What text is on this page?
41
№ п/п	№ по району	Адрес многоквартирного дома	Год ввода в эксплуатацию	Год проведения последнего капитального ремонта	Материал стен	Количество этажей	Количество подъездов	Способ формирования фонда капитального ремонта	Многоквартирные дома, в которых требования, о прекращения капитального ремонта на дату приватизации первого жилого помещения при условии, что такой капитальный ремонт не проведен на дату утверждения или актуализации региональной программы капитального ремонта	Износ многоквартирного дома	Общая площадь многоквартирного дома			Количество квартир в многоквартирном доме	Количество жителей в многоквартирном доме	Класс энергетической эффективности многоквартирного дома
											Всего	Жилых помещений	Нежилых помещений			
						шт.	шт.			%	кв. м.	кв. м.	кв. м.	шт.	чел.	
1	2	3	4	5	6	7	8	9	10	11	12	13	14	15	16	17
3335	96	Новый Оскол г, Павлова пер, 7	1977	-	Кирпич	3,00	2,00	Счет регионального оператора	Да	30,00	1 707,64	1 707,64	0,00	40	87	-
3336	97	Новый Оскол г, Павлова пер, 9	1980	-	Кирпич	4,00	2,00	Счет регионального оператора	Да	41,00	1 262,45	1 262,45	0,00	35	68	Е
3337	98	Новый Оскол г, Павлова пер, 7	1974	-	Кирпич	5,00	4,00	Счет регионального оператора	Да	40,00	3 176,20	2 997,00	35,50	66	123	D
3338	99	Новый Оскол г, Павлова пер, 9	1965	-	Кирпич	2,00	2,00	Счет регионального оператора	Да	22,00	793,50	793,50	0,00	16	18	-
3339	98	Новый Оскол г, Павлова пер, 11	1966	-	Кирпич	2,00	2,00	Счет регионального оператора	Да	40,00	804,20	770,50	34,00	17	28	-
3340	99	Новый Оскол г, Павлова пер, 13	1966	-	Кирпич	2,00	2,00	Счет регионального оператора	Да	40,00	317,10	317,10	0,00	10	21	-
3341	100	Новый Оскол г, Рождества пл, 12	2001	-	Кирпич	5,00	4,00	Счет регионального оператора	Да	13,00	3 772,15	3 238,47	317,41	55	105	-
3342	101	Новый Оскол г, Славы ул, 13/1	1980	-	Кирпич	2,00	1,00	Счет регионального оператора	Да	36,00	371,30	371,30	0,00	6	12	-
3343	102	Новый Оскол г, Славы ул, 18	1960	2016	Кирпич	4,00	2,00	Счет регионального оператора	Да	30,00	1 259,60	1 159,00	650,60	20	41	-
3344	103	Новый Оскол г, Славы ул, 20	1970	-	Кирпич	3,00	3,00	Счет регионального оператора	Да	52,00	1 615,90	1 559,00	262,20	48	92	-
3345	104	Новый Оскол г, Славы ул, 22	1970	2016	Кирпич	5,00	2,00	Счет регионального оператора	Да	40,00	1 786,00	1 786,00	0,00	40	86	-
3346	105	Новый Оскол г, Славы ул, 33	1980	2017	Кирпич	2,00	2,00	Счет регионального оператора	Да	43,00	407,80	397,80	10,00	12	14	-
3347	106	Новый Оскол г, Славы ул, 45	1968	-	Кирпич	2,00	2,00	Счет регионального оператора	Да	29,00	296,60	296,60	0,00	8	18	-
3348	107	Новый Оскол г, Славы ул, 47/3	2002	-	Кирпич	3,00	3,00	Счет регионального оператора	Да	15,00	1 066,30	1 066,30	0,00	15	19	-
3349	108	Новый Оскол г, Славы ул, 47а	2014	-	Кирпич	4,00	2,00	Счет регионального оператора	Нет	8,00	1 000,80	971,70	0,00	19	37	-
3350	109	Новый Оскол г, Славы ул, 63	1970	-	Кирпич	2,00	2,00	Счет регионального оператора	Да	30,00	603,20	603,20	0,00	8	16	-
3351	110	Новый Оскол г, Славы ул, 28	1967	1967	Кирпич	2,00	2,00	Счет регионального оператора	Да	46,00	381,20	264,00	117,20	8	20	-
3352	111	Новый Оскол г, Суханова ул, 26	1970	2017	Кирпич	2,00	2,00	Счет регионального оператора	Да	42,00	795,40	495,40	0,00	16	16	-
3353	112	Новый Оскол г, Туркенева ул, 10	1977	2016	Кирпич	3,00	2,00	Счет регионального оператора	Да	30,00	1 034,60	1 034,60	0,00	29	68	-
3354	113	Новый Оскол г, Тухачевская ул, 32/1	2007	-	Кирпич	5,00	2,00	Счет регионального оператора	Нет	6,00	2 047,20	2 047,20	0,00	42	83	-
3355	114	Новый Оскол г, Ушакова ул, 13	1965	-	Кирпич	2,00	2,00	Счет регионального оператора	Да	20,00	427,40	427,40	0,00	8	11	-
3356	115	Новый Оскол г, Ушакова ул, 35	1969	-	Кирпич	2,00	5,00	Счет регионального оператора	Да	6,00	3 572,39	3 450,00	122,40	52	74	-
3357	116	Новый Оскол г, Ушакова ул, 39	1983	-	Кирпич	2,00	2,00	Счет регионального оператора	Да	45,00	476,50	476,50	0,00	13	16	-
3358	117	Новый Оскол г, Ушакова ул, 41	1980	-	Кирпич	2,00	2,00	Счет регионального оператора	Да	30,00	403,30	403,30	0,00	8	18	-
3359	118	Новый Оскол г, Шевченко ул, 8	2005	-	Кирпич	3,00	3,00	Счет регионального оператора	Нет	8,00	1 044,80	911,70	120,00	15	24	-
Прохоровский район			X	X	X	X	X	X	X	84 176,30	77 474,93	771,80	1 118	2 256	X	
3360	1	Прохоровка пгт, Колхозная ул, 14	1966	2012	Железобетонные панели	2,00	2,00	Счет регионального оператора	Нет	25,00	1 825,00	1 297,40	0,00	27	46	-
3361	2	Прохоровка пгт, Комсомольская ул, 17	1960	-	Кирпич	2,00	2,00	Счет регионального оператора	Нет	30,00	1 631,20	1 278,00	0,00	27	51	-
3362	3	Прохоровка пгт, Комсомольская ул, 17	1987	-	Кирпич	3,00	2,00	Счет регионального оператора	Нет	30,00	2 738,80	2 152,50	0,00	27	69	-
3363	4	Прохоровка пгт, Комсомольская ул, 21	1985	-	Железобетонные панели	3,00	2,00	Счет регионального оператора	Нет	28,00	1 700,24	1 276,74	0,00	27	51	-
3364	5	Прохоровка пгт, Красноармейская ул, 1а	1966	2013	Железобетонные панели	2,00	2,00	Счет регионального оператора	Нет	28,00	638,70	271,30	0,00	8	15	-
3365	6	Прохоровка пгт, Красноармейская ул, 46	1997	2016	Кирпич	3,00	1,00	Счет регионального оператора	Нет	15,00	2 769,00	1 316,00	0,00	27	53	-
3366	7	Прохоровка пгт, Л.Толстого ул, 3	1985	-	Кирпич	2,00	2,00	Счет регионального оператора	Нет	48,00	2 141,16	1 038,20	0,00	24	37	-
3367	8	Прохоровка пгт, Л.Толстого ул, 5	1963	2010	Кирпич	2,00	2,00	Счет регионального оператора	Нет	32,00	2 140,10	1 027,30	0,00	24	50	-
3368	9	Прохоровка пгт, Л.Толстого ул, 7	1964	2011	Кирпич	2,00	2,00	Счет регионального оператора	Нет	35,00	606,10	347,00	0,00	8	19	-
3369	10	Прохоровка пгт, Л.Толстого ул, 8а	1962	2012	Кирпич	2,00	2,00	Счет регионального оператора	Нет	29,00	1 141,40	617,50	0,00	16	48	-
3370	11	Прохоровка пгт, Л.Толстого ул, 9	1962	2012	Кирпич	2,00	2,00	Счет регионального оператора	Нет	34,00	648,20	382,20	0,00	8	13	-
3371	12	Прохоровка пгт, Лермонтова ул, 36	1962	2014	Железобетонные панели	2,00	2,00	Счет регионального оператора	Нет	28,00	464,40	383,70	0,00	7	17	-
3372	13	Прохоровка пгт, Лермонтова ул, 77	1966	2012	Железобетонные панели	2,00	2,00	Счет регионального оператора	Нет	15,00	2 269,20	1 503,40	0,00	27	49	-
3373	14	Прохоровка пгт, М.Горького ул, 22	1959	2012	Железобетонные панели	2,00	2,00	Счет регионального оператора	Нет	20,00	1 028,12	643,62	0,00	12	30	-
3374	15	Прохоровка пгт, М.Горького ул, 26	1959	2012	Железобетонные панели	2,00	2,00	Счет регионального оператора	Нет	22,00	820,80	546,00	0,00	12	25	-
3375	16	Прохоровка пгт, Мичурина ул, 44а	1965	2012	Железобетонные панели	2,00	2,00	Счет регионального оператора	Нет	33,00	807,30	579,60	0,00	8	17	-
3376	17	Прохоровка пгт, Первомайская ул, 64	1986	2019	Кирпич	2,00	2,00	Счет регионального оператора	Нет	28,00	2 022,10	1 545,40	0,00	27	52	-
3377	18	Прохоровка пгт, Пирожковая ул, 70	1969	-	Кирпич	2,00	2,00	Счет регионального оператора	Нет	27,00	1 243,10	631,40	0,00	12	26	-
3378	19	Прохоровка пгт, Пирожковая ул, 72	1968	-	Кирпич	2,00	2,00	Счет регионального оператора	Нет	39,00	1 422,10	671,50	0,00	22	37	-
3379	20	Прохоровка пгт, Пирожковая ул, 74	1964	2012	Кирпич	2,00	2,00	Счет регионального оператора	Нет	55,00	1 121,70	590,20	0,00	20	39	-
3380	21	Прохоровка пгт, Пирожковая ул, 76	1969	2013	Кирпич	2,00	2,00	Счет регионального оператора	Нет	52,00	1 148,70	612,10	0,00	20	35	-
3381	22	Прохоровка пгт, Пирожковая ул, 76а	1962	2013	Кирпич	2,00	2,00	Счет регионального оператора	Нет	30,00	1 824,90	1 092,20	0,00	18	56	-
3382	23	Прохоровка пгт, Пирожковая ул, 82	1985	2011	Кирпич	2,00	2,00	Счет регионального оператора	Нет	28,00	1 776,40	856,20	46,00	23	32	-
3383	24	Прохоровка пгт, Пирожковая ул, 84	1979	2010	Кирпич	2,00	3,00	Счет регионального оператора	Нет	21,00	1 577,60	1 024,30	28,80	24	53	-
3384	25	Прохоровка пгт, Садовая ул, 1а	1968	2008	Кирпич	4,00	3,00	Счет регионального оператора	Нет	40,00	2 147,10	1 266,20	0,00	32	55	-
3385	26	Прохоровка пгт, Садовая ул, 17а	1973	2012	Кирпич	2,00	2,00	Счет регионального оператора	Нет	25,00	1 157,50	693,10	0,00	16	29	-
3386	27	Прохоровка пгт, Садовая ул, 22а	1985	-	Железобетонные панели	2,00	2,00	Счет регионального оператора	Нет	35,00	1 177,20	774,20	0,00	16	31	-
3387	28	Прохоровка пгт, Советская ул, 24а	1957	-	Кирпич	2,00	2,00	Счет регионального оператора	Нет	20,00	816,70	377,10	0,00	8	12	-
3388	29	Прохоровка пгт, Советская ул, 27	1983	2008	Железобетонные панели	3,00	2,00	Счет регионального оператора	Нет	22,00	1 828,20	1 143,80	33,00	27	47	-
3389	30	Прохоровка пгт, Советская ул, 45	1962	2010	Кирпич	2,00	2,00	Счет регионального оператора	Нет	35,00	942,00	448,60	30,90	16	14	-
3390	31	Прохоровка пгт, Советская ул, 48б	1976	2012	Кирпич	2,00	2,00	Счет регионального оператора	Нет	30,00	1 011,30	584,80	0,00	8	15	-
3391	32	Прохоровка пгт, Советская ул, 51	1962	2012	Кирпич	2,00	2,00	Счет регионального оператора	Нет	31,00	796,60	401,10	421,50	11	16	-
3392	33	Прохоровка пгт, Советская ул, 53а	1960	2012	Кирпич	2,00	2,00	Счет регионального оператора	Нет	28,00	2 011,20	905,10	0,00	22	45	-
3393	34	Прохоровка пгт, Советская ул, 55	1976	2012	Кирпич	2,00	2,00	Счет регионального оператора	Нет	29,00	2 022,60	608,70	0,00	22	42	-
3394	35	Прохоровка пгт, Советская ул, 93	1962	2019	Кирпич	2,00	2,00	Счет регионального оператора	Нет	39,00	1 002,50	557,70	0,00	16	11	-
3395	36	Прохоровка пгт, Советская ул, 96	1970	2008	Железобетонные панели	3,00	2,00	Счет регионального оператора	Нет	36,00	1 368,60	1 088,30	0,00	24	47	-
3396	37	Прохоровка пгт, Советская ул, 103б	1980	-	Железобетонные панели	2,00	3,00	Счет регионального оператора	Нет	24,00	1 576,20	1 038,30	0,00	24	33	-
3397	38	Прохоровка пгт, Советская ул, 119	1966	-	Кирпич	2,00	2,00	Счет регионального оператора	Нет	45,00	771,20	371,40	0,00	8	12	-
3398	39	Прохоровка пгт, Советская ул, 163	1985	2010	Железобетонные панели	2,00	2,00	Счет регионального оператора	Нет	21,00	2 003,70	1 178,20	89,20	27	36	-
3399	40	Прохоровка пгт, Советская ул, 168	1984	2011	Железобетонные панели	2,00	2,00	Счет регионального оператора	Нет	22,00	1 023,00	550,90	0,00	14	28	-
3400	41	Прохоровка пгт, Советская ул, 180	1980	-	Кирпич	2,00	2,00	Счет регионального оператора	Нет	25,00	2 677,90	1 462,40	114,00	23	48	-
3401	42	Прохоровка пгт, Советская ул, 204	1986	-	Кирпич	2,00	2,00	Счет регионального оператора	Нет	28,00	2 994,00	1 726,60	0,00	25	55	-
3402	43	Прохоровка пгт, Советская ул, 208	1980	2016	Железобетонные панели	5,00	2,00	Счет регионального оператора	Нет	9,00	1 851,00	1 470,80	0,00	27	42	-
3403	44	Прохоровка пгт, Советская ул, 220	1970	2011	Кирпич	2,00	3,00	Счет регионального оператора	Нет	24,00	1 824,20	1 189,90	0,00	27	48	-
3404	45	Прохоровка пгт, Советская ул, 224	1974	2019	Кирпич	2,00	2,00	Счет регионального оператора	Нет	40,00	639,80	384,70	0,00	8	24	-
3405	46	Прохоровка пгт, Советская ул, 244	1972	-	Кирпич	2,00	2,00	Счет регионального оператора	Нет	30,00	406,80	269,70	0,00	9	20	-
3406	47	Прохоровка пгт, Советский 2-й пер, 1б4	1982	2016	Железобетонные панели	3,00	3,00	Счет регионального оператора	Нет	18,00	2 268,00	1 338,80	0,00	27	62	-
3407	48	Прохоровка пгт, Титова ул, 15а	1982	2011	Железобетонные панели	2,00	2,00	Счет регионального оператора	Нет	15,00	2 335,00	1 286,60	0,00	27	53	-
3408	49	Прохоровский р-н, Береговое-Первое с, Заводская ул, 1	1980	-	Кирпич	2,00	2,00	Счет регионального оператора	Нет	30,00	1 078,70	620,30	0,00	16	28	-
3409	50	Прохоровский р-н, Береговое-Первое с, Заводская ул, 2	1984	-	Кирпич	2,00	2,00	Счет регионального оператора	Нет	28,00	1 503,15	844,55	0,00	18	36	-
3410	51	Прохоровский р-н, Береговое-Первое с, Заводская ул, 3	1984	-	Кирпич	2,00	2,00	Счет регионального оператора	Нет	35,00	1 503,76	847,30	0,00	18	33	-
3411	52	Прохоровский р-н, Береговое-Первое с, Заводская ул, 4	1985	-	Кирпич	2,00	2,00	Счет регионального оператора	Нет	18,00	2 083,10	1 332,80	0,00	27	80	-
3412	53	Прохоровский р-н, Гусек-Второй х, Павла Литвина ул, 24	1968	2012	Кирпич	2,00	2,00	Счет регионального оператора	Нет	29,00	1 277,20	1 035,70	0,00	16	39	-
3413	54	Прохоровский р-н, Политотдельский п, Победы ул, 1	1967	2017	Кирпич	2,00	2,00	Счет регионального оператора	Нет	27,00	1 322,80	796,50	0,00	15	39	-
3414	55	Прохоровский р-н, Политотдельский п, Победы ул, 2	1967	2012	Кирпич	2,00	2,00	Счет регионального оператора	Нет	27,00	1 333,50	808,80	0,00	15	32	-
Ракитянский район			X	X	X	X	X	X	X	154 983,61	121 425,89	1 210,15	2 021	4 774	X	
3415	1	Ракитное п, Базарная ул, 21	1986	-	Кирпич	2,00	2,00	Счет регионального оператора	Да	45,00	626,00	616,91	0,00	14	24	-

▶ Problem to work on: Where a line of the records above holds the word "Толстого", copy that line.

▶ Solution:
3366	7	Прохоровка пгт, Л.Толстого ул, 3	1985	-	Кирпич	2,00	2,00	Счет регионального оператора	Нет	48,00	2 141,16	1 038,20	0,00	24	37	-
3367	8	Прохоровка пгт, Л.Толстого ул, 5	1963	2010	Кирпич	2,00	2,00	Счет регионального оператора	Нет	32,00	2 140,10	1 027,30	0,00	24	50	-
3368	9	Прохоровка пгт, Л.Толстого ул, 7	1964	2011	Кирпич	2,00	2,00	Счет регионального оператора	Нет	35,00	606,10	347,00	0,00	8	19	-
3369	10	Прохоровка пгт, Л.Толстого ул, 8а	1962	2012	Кирпич	2,00	2,00	Счет регионального оператора	Нет	29,00	1 141,40	617,50	0,00	16	48	-
3370	11	Прохоровка пгт, Л.Толстого ул, 9	1962	2012	Кирпич	2,00	2,00	Счет регионального оператора	Нет	34,00	648,20	382,20	0,00	8	13	-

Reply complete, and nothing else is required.